* DATASET EXTRACT:
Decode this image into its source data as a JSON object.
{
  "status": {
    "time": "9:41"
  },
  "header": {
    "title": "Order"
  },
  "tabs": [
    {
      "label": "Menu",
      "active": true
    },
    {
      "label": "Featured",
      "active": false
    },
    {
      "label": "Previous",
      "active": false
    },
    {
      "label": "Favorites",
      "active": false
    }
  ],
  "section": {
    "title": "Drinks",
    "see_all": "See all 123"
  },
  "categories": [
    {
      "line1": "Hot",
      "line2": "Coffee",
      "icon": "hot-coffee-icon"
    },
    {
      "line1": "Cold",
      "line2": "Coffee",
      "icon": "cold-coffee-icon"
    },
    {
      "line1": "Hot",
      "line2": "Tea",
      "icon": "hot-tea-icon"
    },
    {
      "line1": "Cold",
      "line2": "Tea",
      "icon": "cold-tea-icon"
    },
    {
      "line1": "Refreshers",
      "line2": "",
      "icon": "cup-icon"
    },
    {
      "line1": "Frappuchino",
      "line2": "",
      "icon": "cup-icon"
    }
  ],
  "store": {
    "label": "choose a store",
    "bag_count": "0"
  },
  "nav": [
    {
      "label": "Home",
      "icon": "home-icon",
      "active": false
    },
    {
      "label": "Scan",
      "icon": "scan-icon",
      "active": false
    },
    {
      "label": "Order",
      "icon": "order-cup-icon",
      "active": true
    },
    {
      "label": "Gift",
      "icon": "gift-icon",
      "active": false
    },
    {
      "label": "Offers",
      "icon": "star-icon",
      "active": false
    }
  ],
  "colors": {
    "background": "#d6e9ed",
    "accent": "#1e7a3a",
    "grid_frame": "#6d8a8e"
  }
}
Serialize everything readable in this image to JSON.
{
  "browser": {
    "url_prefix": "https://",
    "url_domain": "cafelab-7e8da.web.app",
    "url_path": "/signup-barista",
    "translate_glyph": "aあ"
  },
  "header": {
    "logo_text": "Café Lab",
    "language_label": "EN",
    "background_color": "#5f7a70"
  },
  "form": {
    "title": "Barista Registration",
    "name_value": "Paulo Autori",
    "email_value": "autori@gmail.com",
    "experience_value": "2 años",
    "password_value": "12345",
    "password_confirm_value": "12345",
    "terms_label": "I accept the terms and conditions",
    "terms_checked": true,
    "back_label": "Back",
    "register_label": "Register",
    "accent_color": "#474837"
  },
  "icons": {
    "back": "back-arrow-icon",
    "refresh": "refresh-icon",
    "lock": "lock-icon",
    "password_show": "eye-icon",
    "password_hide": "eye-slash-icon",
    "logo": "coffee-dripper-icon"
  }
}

* GOAL:
Exactly reproduce all of the entries above.

* CORRECT OUTPUT:
Decode this image into its source data as a JSON object.
{
  "status": {
    "time": "9:41"
  },
  "header": {
    "title": "Order"
  },
  "tabs": [
    {
      "label": "Menu",
      "active": true
    },
    {
      "label": "Featured",
      "active": false
    },
    {
      "label": "Previous",
      "active": false
    },
    {
      "label": "Favorites",
      "active": false
    }
  ],
  "section": {
    "title": "Drinks",
    "see_all": "See all 123"
  },
  "categories": [
    {
      "line1": "Hot",
      "line2": "Coffee",
      "icon": "hot-coffee-icon"
    },
    {
      "line1": "Cold",
      "line2": "Coffee",
      "icon": "cold-coffee-icon"
    },
    {
      "line1": "Hot",
      "line2": "Tea",
      "icon": "hot-tea-icon"
    },
    {
      "line1": "Cold",
      "line2": "Tea",
      "icon": "cold-tea-icon"
    },
    {
      "line1": "Refreshers",
      "line2": "",
      "icon": "cup-icon"
    },
    {
      "line1": "Frappuchino",
      "line2": "",
      "icon": "cup-icon"
    }
  ],
  "store": {
    "label": "choose a store",
    "bag_count": "0"
  },
  "nav": [
    {
      "label": "Home",
      "icon": "home-icon",
      "active": false
    },
    {
      "label": "Scan",
      "icon": "scan-icon",
      "active": false
    },
    {
      "label": "Order",
      "icon": "order-cup-icon",
      "active": true
    },
    {
      "label": "Gift",
      "icon": "gift-icon",
      "active": false
    },
    {
      "label": "Offers",
      "icon": "star-icon",
      "active": false
    }
  ],
  "colors": {
    "background": "#d6e9ed",
    "accent": "#1e7a3a",
    "grid_frame": "#6d8a8e"
  }
}
Serialize everything readable in this image to JSON.
{
  "browser": {
    "url_prefix": "https://",
    "url_domain": "cafelab-7e8da.web.app",
    "url_path": "/signup-barista",
    "translate_glyph": "aあ"
  },
  "header": {
    "logo_text": "Café Lab",
    "language_label": "EN",
    "background_color": "#5f7a70"
  },
  "form": {
    "title": "Barista Registration",
    "name_value": "Paulo Autori",
    "email_value": "autori@gmail.com",
    "experience_value": "2 años",
    "password_value": "12345",
    "password_confirm_value": "12345",
    "terms_label": "I accept the terms and conditions",
    "terms_checked": true,
    "back_label": "Back",
    "register_label": "Register",
    "accent_color": "#474837"
  },
  "icons": {
    "back": "back-arrow-icon",
    "refresh": "refresh-icon",
    "lock": "lock-icon",
    "password_show": "eye-icon",
    "password_hide": "eye-slash-icon",
    "logo": "coffee-dripper-icon"
  }
}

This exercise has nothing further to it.